**REQUIRED WORK:** Copy out every line containing the word "اشراقی".

(Data records)
----------
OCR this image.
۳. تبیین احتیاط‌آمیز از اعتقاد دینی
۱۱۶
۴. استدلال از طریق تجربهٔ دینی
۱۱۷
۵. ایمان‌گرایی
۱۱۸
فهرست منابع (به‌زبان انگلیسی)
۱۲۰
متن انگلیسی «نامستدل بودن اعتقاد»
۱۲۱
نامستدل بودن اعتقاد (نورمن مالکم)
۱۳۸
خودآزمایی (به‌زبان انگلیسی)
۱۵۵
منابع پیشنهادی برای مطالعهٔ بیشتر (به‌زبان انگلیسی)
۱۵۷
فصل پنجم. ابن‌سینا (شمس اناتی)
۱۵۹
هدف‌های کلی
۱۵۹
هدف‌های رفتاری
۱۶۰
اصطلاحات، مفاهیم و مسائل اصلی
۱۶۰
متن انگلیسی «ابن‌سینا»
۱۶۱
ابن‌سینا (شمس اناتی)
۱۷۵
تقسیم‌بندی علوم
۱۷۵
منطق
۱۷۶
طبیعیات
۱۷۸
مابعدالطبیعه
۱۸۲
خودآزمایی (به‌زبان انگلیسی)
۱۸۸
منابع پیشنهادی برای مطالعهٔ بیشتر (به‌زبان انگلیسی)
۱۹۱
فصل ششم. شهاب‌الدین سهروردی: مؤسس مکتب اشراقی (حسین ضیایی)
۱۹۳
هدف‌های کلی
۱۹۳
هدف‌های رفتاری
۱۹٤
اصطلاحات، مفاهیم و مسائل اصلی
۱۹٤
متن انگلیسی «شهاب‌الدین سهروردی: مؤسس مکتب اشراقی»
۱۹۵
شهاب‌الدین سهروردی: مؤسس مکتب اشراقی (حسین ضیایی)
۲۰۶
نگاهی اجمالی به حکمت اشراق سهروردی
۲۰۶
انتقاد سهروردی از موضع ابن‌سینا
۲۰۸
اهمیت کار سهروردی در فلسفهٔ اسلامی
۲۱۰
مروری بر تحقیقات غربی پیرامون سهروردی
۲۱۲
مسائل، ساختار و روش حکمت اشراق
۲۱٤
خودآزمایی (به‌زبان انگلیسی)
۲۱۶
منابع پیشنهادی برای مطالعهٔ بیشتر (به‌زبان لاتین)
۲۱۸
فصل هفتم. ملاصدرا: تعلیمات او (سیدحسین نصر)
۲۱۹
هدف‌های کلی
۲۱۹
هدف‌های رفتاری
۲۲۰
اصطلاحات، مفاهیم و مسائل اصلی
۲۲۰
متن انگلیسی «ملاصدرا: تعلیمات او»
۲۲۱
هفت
----------
**CORRECT ANSWER:**
فصل ششم. شهاب‌الدین سهروردی: مؤسس مکتب اشراقی (حسین ضیایی)
متن انگلیسی «شهاب‌الدین سهروردی: مؤسس مکتب اشراقی»
شهاب‌الدین سهروردی: مؤسس مکتب اشراقی (حسین ضیایی)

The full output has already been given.